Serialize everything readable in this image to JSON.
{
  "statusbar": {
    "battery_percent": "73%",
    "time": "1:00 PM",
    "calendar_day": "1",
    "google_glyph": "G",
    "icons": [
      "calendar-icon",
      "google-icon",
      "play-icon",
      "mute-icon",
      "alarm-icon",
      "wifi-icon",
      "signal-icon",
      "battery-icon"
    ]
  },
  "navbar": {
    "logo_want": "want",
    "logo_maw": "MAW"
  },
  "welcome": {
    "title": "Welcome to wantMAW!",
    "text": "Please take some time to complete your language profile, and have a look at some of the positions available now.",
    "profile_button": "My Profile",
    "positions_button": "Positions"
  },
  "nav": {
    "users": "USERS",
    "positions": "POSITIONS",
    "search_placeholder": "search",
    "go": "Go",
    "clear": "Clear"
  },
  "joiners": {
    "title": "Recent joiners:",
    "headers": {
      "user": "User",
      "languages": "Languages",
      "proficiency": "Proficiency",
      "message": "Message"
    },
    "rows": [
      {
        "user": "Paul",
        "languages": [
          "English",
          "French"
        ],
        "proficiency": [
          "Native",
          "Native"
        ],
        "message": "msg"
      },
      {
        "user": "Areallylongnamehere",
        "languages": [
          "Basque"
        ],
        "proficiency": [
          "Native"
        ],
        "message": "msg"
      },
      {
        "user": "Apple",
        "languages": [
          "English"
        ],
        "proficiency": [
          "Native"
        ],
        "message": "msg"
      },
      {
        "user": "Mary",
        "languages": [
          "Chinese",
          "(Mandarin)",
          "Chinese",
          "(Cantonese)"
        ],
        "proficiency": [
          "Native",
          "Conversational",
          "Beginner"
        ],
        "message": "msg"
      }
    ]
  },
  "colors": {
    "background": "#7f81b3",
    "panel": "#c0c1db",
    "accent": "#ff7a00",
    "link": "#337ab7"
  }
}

- Exercise instructions: Please repeat the material above, word for word and in full.

- Complete response:
Serialize everything readable in this image to JSON.
{
  "statusbar": {
    "battery_percent": "73%",
    "time": "1:00 PM",
    "calendar_day": "1",
    "google_glyph": "G",
    "icons": [
      "calendar-icon",
      "google-icon",
      "play-icon",
      "mute-icon",
      "alarm-icon",
      "wifi-icon",
      "signal-icon",
      "battery-icon"
    ]
  },
  "navbar": {
    "logo_want": "want",
    "logo_maw": "MAW"
  },
  "welcome": {
    "title": "Welcome to wantMAW!",
    "text": "Please take some time to complete your language profile, and have a look at some of the positions available now.",
    "profile_button": "My Profile",
    "positions_button": "Positions"
  },
  "nav": {
    "users": "USERS",
    "positions": "POSITIONS",
    "search_placeholder": "search",
    "go": "Go",
    "clear": "Clear"
  },
  "joiners": {
    "title": "Recent joiners:",
    "headers": {
      "user": "User",
      "languages": "Languages",
      "proficiency": "Proficiency",
      "message": "Message"
    },
    "rows": [
      {
        "user": "Paul",
        "languages": [
          "English",
          "French"
        ],
        "proficiency": [
          "Native",
          "Native"
        ],
        "message": "msg"
      },
      {
        "user": "Areallylongnamehere",
        "languages": [
          "Basque"
        ],
        "proficiency": [
          "Native"
        ],
        "message": "msg"
      },
      {
        "user": "Apple",
        "languages": [
          "English"
        ],
        "proficiency": [
          "Native"
        ],
        "message": "msg"
      },
      {
        "user": "Mary",
        "languages": [
          "Chinese",
          "(Mandarin)",
          "Chinese",
          "(Cantonese)"
        ],
        "proficiency": [
          "Native",
          "Conversational",
          "Beginner"
        ],
        "message": "msg"
      }
    ]
  },
  "colors": {
    "background": "#7f81b3",
    "panel": "#c0c1db",
    "accent": "#ff7a00",
    "link": "#337ab7"
  }
}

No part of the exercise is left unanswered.